Work required:
Print the records below word for word, but leave out the pictures.

** Start of Data for the task **

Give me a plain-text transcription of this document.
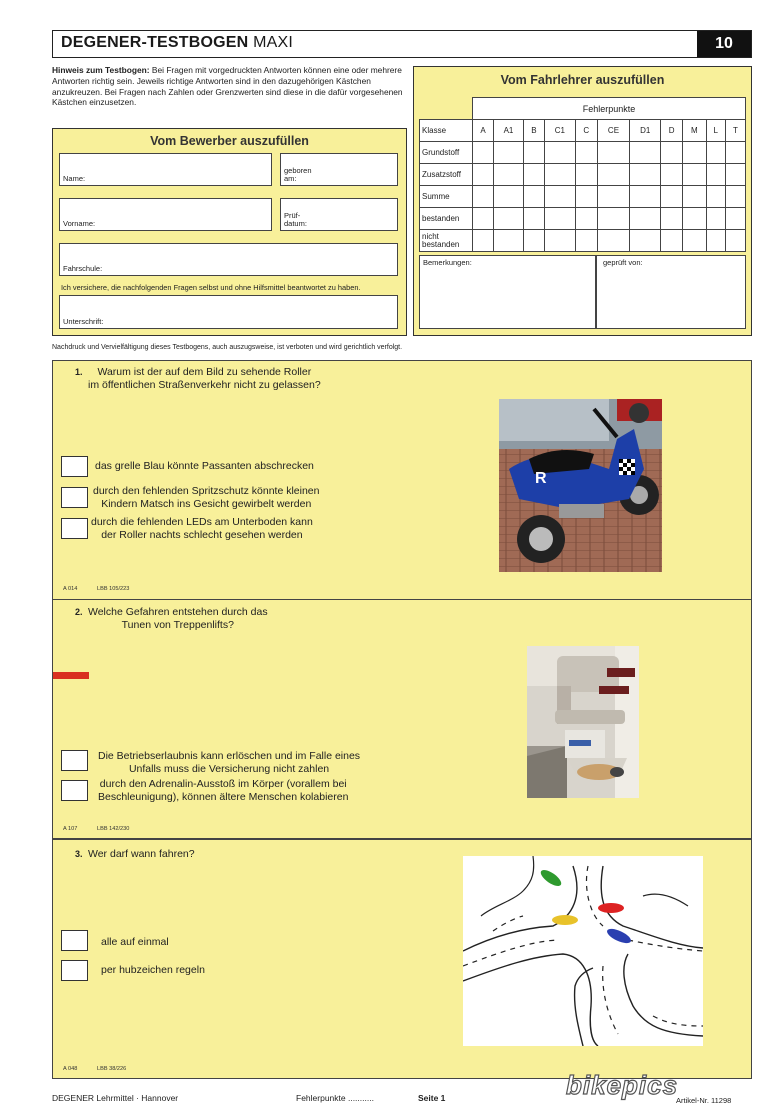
DEGENER-TESTBOGEN MAXI	10
Hinweis zum Testbogen: Bei Fragen mit vorgedruckten Antworten können eine oder mehrere Antworten richtig sein. Jeweils richtige Antworten sind in den dazugehörigen Kästchen anzukreuzen. Bei Fragen nach Zahlen oder Grenzwerten sind diese in die dafür vorgesehenen Kästchen einzusetzen.
Vom Bewerber auszufüllen
Name:
geboren
am:
Vorname:
Prüf-
datum:
Fahrschule:
Ich versichere, die nachfolgenden Fragen selbst und ohne Hilfsmittel beantwortet zu haben.
Unterschrift:
Vom Fahrlehrer auszufüllen
	Fehlerpunkte										
Klasse	A	A1	B	C1	C	CE	D1	D	M	L	T
Grundstoff											
Zusatzstoff											
Summe											
bestanden											
nicht
bestanden											
Bemerkungen:	geprüft von:
Nachdruck und Vervielfältigung dieses Testbogens, auch auszugsweise, ist verboten und wird gerichtlich verfolgt.
1.	Warum ist der auf dem Bild zu sehende Roller
im öffentlichen Straßenverkehr nicht zu gelassen?
das grelle Blau könnte Passanten abschrecken
durch den fehlenden Spritzschutz könnte kleinen
Kindern Matsch ins Gesicht gewirbelt werden
durch die fehlenden LEDs am Unterboden kann
der Roller nachts schlecht gesehen werden
A 014	LBB 105/223
R
2. Welche Gefahren entstehen durch das
Tunen von Treppenlifts?
Die Betriebserlaubnis kann erlöschen und im Falle eines
Unfalls muss die Versicherung nicht zahlen
durch den Adrenalin-Ausstoß im Körper (vorallem bei
Beschleunigung), können ältere Menschen kolabieren
A 107	LBB 142/230
3. Wer darf wann fahren?
alle auf einmal
per hubzeichen regeln
A 048	LBB 38/226
DEGENER Lehrmittel · Hannover	Fehlerpunkte ...........	Seite 1	Artikel-Nr. 11298
bikepics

** End of Data for the task **

Solution for this problem:
Give me a plain-text transcription of this document.
DEGENER-TESTBOGEN MAXI	10
Hinweis zum Testbogen: Bei Fragen mit vorgedruckten Antworten können eine oder mehrere Antworten richtig sein. Jeweils richtige Antworten sind in den dazugehörigen Kästchen anzukreuzen. Bei Fragen nach Zahlen oder Grenzwerten sind diese in die dafür vorgesehenen Kästchen einzusetzen.
Vom Bewerber auszufüllen
Name:
geboren
am:
Vorname:
Prüf-
datum:
Fahrschule:
Ich versichere, die nachfolgenden Fragen selbst und ohne Hilfsmittel beantwortet zu haben.
Unterschrift:
Vom Fahrlehrer auszufüllen
	Fehlerpunkte										
Klasse	A	A1	B	C1	C	CE	D1	D	M	L	T
Grundstoff											
Zusatzstoff											
Summe											
bestanden											
nicht
bestanden											
Bemerkungen:	geprüft von:
Nachdruck und Vervielfältigung dieses Testbogens, auch auszugsweise, ist verboten und wird gerichtlich verfolgt.
1.	Warum ist der auf dem Bild zu sehende Roller
im öffentlichen Straßenverkehr nicht zu gelassen?
das grelle Blau könnte Passanten abschrecken
durch den fehlenden Spritzschutz könnte kleinen
Kindern Matsch ins Gesicht gewirbelt werden
durch die fehlenden LEDs am Unterboden kann
der Roller nachts schlecht gesehen werden
A 014	LBB 105/223
R
2. Welche Gefahren entstehen durch das
Tunen von Treppenlifts?
Die Betriebserlaubnis kann erlöschen und im Falle eines
Unfalls muss die Versicherung nicht zahlen
durch den Adrenalin-Ausstoß im Körper (vorallem bei
Beschleunigung), können ältere Menschen kolabieren
A 107	LBB 142/230
3. Wer darf wann fahren?
alle auf einmal
per hubzeichen regeln
A 048	LBB 38/226
DEGENER Lehrmittel · Hannover	Fehlerpunkte ...........	Seite 1	Artikel-Nr. 11298
bikepics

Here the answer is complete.